[Records excerpted from a collection]
================

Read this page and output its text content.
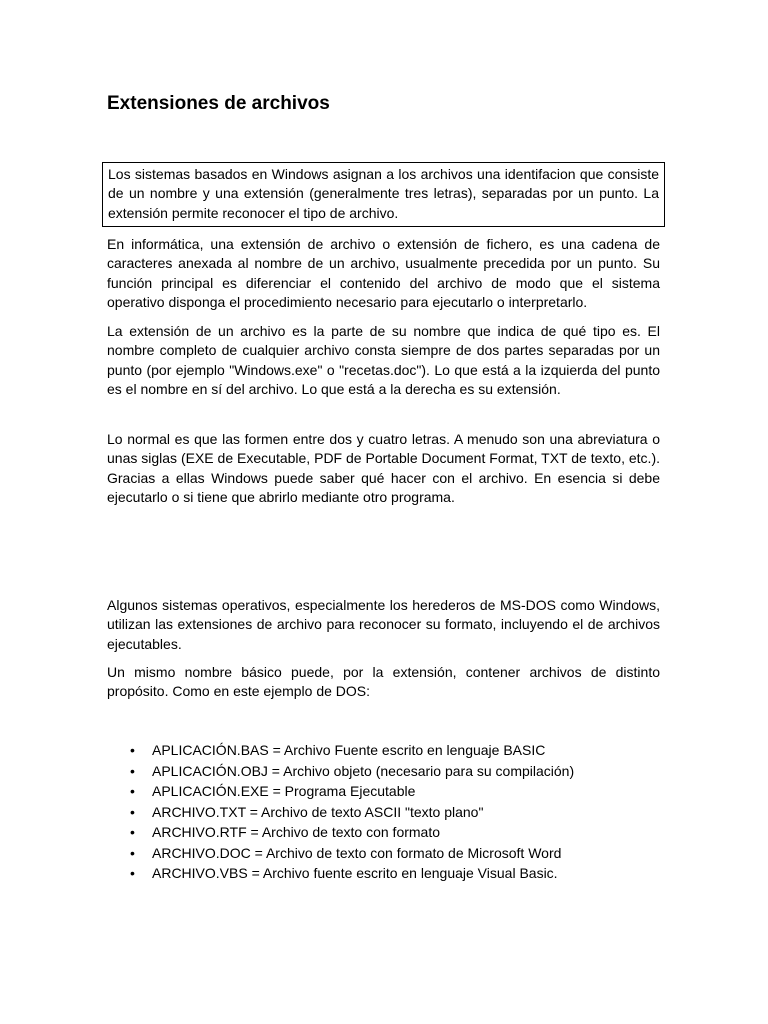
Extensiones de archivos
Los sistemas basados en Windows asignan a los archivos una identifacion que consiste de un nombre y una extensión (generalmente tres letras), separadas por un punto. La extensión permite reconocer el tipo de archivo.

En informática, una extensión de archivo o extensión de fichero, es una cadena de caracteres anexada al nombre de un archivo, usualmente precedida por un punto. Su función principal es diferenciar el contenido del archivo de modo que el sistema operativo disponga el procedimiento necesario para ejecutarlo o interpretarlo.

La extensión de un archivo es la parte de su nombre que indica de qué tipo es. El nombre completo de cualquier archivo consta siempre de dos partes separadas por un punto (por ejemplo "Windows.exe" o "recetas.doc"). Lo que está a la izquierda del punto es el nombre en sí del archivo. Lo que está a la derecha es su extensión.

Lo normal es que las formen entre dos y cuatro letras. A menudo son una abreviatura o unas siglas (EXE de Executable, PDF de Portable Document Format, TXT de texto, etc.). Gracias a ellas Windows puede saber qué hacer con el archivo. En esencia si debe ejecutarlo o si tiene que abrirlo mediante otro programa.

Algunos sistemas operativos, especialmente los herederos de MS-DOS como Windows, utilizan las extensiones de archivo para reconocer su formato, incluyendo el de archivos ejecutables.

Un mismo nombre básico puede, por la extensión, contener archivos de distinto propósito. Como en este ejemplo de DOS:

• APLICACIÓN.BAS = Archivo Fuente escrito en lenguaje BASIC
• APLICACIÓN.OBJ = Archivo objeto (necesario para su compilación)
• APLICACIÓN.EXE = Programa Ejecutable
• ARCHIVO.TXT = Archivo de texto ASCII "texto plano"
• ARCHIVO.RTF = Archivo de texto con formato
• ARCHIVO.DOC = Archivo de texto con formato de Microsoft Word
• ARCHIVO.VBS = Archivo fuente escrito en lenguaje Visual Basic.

================

__Required task__: Pictures are to be left out; all else in the entries above is to be quoted exactly.

__Full output__:
Read this page and output its text content.
Extensiones de archivos
Los sistemas basados en Windows asignan a los archivos una identifacion que consiste de un nombre y una extensión (generalmente tres letras), separadas por un punto. La extensión permite reconocer el tipo de archivo.

En informática, una extensión de archivo o extensión de fichero, es una cadena de caracteres anexada al nombre de un archivo, usualmente precedida por un punto. Su función principal es diferenciar el contenido del archivo de modo que el sistema operativo disponga el procedimiento necesario para ejecutarlo o interpretarlo.

La extensión de un archivo es la parte de su nombre que indica de qué tipo es. El nombre completo de cualquier archivo consta siempre de dos partes separadas por un punto (por ejemplo "Windows.exe" o "recetas.doc"). Lo que está a la izquierda del punto es el nombre en sí del archivo. Lo que está a la derecha es su extensión.

Lo normal es que las formen entre dos y cuatro letras. A menudo son una abreviatura o unas siglas (EXE de Executable, PDF de Portable Document Format, TXT de texto, etc.). Gracias a ellas Windows puede saber qué hacer con el archivo. En esencia si debe ejecutarlo o si tiene que abrirlo mediante otro programa.

Algunos sistemas operativos, especialmente los herederos de MS-DOS como Windows, utilizan las extensiones de archivo para reconocer su formato, incluyendo el de archivos ejecutables.

Un mismo nombre básico puede, por la extensión, contener archivos de distinto propósito. Como en este ejemplo de DOS:

• APLICACIÓN.BAS = Archivo Fuente escrito en lenguaje BASIC
• APLICACIÓN.OBJ = Archivo objeto (necesario para su compilación)
• APLICACIÓN.EXE = Programa Ejecutable
• ARCHIVO.TXT = Archivo de texto ASCII "texto plano"
• ARCHIVO.RTF = Archivo de texto con formato
• ARCHIVO.DOC = Archivo de texto con formato de Microsoft Word
• ARCHIVO.VBS = Archivo fuente escrito en lenguaje Visual Basic.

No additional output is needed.